> _WHAT IS ASKED_
Wherever the string "ylabel" occurs in a line of these records, report that line.

---

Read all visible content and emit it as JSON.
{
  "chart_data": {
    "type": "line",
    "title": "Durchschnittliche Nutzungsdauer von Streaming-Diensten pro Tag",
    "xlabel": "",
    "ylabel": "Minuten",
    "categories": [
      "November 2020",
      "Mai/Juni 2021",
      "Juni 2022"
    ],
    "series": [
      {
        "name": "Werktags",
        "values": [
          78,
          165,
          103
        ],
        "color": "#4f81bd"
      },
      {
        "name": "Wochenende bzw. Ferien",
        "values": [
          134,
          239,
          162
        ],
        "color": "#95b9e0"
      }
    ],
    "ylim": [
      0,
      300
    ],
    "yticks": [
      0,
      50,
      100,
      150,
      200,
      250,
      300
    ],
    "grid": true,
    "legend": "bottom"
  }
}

---

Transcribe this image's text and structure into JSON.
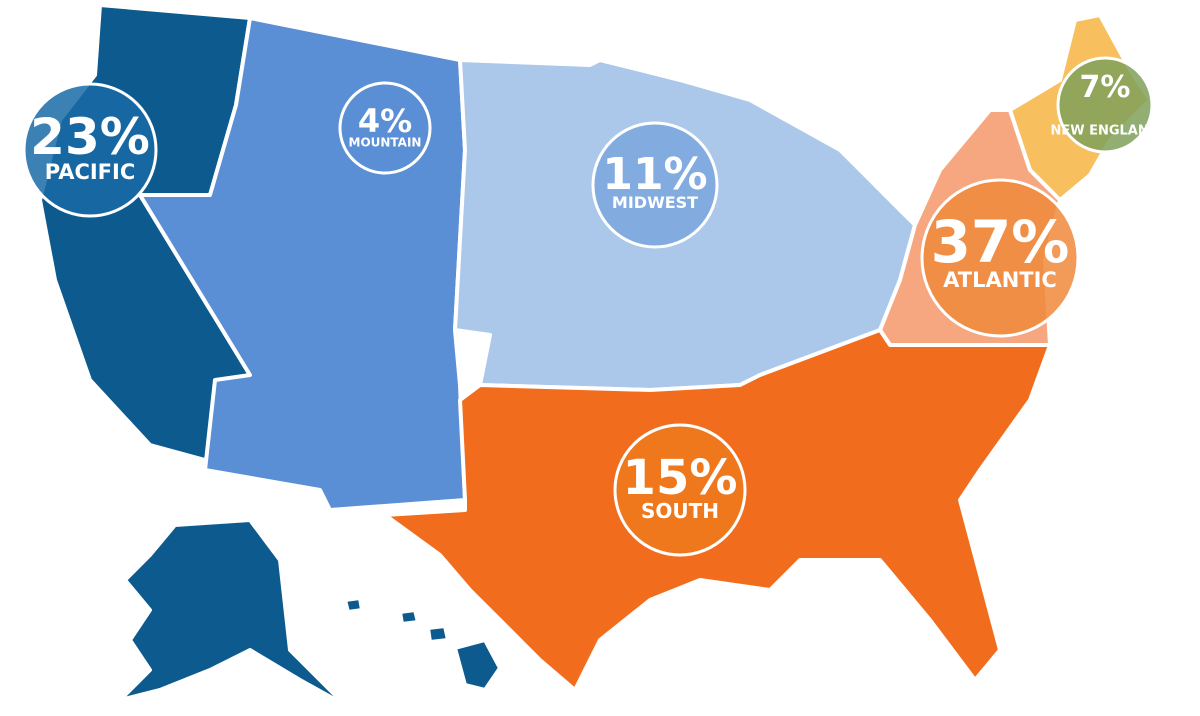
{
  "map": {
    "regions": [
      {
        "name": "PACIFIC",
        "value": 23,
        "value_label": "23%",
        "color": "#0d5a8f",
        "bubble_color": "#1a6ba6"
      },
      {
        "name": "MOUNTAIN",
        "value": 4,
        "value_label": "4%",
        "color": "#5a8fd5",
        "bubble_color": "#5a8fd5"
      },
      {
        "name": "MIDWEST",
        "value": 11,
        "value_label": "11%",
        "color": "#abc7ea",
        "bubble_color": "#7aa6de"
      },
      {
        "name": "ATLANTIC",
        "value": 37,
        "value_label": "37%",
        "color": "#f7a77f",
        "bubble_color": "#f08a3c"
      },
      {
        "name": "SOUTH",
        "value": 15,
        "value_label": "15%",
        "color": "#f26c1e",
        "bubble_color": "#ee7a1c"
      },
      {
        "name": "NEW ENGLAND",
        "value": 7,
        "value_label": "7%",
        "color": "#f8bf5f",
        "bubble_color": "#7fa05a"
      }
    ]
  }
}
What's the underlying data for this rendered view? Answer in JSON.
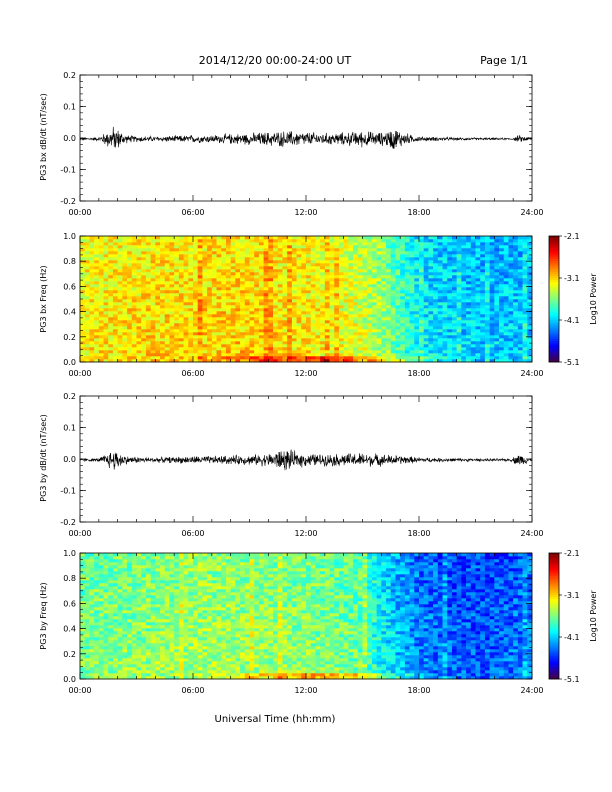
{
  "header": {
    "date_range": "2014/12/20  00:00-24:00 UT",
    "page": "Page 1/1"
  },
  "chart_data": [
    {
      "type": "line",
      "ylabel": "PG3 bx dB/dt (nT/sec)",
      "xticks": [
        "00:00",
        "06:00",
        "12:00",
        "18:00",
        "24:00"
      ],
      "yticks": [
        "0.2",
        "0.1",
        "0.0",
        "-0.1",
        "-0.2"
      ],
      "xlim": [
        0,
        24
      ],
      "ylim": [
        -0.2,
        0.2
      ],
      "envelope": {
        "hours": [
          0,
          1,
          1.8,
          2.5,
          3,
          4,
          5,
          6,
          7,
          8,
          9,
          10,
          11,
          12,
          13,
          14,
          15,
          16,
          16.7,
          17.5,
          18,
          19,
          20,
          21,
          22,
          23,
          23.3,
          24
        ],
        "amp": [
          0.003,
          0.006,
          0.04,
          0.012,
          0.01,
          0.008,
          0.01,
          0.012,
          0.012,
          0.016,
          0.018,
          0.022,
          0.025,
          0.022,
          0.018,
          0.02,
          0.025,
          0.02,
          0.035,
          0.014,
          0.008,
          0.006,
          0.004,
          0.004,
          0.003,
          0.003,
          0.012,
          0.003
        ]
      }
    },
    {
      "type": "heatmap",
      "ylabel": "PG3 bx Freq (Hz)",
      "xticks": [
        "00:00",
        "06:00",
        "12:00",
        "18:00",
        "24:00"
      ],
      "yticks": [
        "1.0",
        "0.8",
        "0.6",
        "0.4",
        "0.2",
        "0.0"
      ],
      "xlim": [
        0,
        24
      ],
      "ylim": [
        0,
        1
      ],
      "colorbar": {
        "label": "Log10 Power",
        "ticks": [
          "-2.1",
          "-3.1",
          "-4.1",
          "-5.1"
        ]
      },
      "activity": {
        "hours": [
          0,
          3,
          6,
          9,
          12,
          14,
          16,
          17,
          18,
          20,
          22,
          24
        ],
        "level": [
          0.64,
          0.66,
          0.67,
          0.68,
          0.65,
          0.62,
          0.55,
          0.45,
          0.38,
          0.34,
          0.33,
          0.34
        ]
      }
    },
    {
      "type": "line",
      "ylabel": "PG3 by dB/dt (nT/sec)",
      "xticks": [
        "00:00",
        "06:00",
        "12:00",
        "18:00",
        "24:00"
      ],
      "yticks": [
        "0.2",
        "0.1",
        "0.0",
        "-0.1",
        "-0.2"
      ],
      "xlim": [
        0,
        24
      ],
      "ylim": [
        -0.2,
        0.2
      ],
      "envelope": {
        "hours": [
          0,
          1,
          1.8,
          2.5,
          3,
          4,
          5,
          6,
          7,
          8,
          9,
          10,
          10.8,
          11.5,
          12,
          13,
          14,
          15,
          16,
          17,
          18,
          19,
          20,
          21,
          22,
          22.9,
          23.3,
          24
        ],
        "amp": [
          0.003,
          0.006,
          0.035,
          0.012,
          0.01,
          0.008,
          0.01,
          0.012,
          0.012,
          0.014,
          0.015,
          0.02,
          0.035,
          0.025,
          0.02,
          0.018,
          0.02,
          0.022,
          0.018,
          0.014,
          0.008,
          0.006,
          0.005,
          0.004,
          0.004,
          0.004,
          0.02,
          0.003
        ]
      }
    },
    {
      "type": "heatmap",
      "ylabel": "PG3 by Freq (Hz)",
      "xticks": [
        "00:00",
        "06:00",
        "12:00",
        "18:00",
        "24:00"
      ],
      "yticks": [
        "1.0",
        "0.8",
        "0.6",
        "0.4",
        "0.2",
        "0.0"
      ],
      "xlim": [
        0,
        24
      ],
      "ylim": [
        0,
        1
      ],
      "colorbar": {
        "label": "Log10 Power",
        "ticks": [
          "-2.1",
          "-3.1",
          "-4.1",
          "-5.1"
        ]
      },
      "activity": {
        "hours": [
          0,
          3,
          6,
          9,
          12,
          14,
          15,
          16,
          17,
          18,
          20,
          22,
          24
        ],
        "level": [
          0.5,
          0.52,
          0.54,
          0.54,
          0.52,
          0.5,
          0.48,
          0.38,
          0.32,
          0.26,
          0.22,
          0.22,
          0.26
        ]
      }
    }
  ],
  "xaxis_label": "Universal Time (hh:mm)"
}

---

> _PROBLEM SOLUTION_
    "ylabel": "Minuten",
      "ylabel": "PG3 bx dB/dt (nT/sec)",
      "ylabel": "PG3 bx Freq (Hz)",
      "ylabel": "PG3 by dB/dt (nT/sec)",
      "ylabel": "PG3 by Freq (Hz)",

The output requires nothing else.